[Dataset items]
###

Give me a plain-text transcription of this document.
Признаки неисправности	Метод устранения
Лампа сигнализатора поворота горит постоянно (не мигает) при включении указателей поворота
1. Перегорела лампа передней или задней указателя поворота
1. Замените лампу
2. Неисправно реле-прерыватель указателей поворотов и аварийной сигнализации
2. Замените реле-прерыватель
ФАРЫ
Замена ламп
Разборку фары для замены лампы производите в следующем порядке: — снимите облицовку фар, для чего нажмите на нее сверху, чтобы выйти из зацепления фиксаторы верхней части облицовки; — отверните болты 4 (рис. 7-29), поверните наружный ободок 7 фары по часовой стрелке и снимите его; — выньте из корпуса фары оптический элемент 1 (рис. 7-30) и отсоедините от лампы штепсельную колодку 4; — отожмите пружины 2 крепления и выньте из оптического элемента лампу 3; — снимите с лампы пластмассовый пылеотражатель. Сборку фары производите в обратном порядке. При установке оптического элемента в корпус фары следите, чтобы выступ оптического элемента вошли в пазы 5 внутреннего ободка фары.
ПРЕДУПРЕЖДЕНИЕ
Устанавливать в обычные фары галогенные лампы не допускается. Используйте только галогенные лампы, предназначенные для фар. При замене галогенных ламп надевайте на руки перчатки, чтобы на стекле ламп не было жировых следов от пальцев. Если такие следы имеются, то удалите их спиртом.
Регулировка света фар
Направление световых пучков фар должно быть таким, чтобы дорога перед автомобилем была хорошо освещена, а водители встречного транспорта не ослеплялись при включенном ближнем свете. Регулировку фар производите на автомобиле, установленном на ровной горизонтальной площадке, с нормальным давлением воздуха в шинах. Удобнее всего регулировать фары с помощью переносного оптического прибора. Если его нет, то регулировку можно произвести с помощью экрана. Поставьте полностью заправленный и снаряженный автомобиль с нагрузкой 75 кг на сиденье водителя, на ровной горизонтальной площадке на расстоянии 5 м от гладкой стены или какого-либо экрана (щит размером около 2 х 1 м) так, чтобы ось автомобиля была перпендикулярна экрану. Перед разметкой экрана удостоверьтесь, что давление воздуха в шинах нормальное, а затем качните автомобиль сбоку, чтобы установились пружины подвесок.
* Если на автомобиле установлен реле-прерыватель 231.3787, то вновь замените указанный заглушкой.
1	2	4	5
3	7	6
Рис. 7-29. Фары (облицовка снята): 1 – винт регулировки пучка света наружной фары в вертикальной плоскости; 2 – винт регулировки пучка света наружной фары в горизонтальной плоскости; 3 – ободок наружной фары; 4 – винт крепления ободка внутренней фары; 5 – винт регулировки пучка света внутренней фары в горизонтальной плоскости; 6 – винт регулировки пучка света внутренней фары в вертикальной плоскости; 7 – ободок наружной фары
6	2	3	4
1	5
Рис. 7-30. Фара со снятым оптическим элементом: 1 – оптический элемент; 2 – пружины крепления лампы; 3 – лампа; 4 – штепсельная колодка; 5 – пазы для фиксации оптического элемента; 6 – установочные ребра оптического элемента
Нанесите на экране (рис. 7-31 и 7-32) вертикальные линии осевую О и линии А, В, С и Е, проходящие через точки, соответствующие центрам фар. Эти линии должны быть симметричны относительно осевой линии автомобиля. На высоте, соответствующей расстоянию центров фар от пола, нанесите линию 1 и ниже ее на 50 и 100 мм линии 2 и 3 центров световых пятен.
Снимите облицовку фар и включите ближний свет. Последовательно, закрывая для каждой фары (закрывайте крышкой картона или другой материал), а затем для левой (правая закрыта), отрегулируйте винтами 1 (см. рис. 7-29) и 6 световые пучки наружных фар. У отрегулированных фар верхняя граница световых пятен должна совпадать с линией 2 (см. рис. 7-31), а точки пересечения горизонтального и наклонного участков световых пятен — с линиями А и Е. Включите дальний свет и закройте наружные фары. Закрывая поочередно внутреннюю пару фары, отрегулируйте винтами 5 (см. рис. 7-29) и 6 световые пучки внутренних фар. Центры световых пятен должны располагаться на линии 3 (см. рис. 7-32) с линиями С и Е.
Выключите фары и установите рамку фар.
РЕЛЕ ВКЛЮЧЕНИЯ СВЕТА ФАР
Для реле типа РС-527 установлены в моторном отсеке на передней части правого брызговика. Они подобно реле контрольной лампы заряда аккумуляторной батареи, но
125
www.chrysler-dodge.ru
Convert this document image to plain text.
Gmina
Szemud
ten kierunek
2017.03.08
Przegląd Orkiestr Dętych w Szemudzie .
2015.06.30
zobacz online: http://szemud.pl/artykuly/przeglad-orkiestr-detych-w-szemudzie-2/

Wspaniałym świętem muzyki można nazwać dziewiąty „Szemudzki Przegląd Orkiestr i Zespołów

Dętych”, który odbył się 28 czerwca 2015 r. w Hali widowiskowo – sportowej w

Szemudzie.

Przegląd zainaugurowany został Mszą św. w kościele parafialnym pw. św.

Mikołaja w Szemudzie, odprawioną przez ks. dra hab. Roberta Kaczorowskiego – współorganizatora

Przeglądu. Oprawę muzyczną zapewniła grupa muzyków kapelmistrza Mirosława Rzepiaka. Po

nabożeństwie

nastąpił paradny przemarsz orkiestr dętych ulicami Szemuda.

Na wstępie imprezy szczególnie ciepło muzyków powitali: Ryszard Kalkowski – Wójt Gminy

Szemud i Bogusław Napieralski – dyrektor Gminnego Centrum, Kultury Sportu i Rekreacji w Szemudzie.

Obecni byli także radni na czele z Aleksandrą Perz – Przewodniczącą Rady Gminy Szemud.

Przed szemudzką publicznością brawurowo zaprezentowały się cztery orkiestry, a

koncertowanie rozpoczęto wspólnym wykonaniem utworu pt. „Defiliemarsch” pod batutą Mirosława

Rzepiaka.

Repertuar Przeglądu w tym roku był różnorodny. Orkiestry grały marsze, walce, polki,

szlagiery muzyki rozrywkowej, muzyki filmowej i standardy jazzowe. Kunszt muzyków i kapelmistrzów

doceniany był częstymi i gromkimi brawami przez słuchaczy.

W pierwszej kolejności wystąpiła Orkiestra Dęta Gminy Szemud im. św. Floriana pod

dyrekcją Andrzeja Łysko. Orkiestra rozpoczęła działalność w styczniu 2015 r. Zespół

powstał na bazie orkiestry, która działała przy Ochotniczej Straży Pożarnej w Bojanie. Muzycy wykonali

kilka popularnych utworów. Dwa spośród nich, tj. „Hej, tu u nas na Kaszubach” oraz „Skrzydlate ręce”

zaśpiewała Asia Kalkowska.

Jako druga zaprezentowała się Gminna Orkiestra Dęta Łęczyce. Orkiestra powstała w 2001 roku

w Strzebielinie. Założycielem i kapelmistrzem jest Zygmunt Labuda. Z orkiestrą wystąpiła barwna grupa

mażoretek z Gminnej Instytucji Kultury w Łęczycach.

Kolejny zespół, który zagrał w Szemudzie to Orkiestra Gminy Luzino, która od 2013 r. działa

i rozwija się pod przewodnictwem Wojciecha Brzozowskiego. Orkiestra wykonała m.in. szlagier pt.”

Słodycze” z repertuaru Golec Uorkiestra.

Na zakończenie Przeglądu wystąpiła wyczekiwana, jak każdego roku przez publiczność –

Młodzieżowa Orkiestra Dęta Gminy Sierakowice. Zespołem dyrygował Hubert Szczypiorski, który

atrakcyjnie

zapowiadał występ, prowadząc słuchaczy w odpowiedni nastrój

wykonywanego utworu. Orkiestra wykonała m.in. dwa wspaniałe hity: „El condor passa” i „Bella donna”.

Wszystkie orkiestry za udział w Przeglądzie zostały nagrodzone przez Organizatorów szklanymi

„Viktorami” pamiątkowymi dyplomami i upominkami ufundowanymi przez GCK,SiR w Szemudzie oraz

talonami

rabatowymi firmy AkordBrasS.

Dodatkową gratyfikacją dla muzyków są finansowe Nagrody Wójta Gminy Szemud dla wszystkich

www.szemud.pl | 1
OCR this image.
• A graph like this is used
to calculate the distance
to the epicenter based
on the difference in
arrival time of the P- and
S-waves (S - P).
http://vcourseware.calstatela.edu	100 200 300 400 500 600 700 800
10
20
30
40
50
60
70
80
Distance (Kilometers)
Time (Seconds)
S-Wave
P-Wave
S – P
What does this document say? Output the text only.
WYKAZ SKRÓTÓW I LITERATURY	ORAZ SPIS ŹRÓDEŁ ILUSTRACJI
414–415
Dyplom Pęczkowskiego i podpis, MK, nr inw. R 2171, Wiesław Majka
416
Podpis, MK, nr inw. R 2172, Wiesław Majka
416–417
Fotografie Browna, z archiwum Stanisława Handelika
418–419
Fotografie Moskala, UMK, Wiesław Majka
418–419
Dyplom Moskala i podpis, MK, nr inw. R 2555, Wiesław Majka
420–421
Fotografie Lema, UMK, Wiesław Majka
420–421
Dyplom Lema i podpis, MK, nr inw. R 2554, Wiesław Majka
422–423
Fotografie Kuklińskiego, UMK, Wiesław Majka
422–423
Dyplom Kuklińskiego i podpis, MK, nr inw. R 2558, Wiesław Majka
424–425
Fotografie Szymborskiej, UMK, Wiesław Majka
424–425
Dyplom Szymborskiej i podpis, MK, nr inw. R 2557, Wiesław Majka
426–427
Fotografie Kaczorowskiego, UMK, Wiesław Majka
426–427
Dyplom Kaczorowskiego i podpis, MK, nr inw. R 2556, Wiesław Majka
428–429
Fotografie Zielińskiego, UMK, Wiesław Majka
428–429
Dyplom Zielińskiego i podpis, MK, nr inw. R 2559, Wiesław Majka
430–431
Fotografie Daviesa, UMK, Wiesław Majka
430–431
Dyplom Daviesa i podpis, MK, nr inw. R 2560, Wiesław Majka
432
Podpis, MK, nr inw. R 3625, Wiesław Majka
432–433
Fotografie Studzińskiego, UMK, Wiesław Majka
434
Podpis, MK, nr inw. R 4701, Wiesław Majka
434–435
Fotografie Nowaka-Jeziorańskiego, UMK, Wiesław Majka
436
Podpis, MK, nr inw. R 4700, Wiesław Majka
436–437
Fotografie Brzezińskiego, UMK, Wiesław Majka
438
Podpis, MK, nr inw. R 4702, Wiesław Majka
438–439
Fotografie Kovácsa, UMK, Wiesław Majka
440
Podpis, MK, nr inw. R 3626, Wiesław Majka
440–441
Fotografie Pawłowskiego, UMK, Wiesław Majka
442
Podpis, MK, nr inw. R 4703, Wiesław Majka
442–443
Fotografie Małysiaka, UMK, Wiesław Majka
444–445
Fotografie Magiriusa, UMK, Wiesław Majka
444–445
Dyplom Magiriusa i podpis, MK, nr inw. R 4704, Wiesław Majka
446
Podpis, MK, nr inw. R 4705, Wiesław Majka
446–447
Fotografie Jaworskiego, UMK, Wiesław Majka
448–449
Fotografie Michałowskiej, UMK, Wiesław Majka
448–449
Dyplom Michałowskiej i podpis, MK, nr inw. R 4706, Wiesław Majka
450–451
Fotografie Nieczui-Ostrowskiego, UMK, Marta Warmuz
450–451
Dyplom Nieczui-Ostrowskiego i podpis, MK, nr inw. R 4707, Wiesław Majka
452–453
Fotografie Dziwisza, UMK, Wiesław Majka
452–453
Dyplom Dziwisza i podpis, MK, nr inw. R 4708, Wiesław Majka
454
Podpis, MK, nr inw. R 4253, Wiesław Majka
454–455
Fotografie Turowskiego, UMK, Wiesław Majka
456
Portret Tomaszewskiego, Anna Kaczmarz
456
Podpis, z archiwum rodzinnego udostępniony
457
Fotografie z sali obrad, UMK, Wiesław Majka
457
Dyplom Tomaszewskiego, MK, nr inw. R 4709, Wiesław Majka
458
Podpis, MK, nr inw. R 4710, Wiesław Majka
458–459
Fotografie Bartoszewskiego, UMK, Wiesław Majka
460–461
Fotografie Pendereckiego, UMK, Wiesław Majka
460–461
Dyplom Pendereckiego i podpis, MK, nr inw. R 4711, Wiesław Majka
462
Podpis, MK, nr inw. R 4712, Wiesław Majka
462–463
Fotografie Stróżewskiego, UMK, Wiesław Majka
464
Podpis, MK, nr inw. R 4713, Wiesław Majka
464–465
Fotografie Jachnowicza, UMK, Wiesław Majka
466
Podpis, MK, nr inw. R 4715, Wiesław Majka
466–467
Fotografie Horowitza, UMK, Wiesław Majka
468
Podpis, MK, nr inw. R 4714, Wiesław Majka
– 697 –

###

--- JOB ---
Extract every line containing the string "Dziwisza" from the data above.

--- FINISHED EXERCISE ---
Fotografie Dziwisza, UMK, Wiesław Majka
Dyplom Dziwisza i podpis, MK, nr inw. R 4708, Wiesław Majka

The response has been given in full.